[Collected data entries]
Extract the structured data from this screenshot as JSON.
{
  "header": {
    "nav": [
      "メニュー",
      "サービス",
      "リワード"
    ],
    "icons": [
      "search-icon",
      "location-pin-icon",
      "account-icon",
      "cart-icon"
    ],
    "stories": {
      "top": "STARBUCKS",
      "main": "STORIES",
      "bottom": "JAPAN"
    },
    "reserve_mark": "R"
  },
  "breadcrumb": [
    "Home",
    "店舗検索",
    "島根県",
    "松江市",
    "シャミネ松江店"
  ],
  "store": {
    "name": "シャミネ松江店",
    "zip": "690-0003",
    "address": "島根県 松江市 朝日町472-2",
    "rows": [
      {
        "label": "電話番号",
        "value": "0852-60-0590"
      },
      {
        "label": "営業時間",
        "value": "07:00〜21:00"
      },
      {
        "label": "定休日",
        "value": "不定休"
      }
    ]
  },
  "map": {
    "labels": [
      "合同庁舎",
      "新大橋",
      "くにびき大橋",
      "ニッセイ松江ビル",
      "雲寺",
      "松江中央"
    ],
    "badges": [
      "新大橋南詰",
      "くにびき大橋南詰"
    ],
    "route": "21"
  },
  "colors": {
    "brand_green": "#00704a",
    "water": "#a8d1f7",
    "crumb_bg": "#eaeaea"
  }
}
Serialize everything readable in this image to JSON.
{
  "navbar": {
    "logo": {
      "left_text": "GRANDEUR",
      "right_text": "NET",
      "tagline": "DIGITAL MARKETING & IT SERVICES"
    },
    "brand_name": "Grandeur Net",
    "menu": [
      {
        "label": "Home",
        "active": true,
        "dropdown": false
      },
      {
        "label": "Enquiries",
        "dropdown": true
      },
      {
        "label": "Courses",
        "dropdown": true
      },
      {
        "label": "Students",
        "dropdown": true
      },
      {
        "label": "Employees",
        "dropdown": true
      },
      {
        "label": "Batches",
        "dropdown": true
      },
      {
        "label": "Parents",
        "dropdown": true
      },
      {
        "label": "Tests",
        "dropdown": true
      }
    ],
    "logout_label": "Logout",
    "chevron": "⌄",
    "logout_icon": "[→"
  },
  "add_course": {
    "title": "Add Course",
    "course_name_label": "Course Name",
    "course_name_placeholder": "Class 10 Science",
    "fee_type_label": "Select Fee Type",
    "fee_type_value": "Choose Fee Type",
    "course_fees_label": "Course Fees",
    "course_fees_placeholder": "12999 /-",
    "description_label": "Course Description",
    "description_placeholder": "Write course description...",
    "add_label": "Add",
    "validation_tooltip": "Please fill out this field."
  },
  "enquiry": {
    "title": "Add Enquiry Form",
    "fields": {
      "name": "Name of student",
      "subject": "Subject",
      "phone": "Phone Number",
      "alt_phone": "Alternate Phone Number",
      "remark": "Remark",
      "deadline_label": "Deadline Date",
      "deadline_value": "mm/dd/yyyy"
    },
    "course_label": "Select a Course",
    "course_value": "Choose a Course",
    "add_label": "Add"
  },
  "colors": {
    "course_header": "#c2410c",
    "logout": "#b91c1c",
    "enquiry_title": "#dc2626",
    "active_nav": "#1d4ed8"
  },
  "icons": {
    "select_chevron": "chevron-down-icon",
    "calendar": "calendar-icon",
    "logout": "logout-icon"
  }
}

**Task to complete**
In full and verbatim, repeat the records given above.

**Problem solution**
Extract the structured data from this screenshot as JSON.
{
  "header": {
    "nav": [
      "メニュー",
      "サービス",
      "リワード"
    ],
    "icons": [
      "search-icon",
      "location-pin-icon",
      "account-icon",
      "cart-icon"
    ],
    "stories": {
      "top": "STARBUCKS",
      "main": "STORIES",
      "bottom": "JAPAN"
    },
    "reserve_mark": "R"
  },
  "breadcrumb": [
    "Home",
    "店舗検索",
    "島根県",
    "松江市",
    "シャミネ松江店"
  ],
  "store": {
    "name": "シャミネ松江店",
    "zip": "690-0003",
    "address": "島根県 松江市 朝日町472-2",
    "rows": [
      {
        "label": "電話番号",
        "value": "0852-60-0590"
      },
      {
        "label": "営業時間",
        "value": "07:00〜21:00"
      },
      {
        "label": "定休日",
        "value": "不定休"
      }
    ]
  },
  "map": {
    "labels": [
      "合同庁舎",
      "新大橋",
      "くにびき大橋",
      "ニッセイ松江ビル",
      "雲寺",
      "松江中央"
    ],
    "badges": [
      "新大橋南詰",
      "くにびき大橋南詰"
    ],
    "route": "21"
  },
  "colors": {
    "brand_green": "#00704a",
    "water": "#a8d1f7",
    "crumb_bg": "#eaeaea"
  }
}
Serialize everything readable in this image to JSON.
{
  "navbar": {
    "logo": {
      "left_text": "GRANDEUR",
      "right_text": "NET",
      "tagline": "DIGITAL MARKETING & IT SERVICES"
    },
    "brand_name": "Grandeur Net",
    "menu": [
      {
        "label": "Home",
        "active": true,
        "dropdown": false
      },
      {
        "label": "Enquiries",
        "dropdown": true
      },
      {
        "label": "Courses",
        "dropdown": true
      },
      {
        "label": "Students",
        "dropdown": true
      },
      {
        "label": "Employees",
        "dropdown": true
      },
      {
        "label": "Batches",
        "dropdown": true
      },
      {
        "label": "Parents",
        "dropdown": true
      },
      {
        "label": "Tests",
        "dropdown": true
      }
    ],
    "logout_label": "Logout",
    "chevron": "⌄",
    "logout_icon": "[→"
  },
  "add_course": {
    "title": "Add Course",
    "course_name_label": "Course Name",
    "course_name_placeholder": "Class 10 Science",
    "fee_type_label": "Select Fee Type",
    "fee_type_value": "Choose Fee Type",
    "course_fees_label": "Course Fees",
    "course_fees_placeholder": "12999 /-",
    "description_label": "Course Description",
    "description_placeholder": "Write course description...",
    "add_label": "Add",
    "validation_tooltip": "Please fill out this field."
  },
  "enquiry": {
    "title": "Add Enquiry Form",
    "fields": {
      "name": "Name of student",
      "subject": "Subject",
      "phone": "Phone Number",
      "alt_phone": "Alternate Phone Number",
      "remark": "Remark",
      "deadline_label": "Deadline Date",
      "deadline_value": "mm/dd/yyyy"
    },
    "course_label": "Select a Course",
    "course_value": "Choose a Course",
    "add_label": "Add"
  },
  "colors": {
    "course_header": "#c2410c",
    "logout": "#b91c1c",
    "enquiry_title": "#dc2626",
    "active_nav": "#1d4ed8"
  },
  "icons": {
    "select_chevron": "chevron-down-icon",
    "calendar": "calendar-icon",
    "logout": "logout-icon"
  }
}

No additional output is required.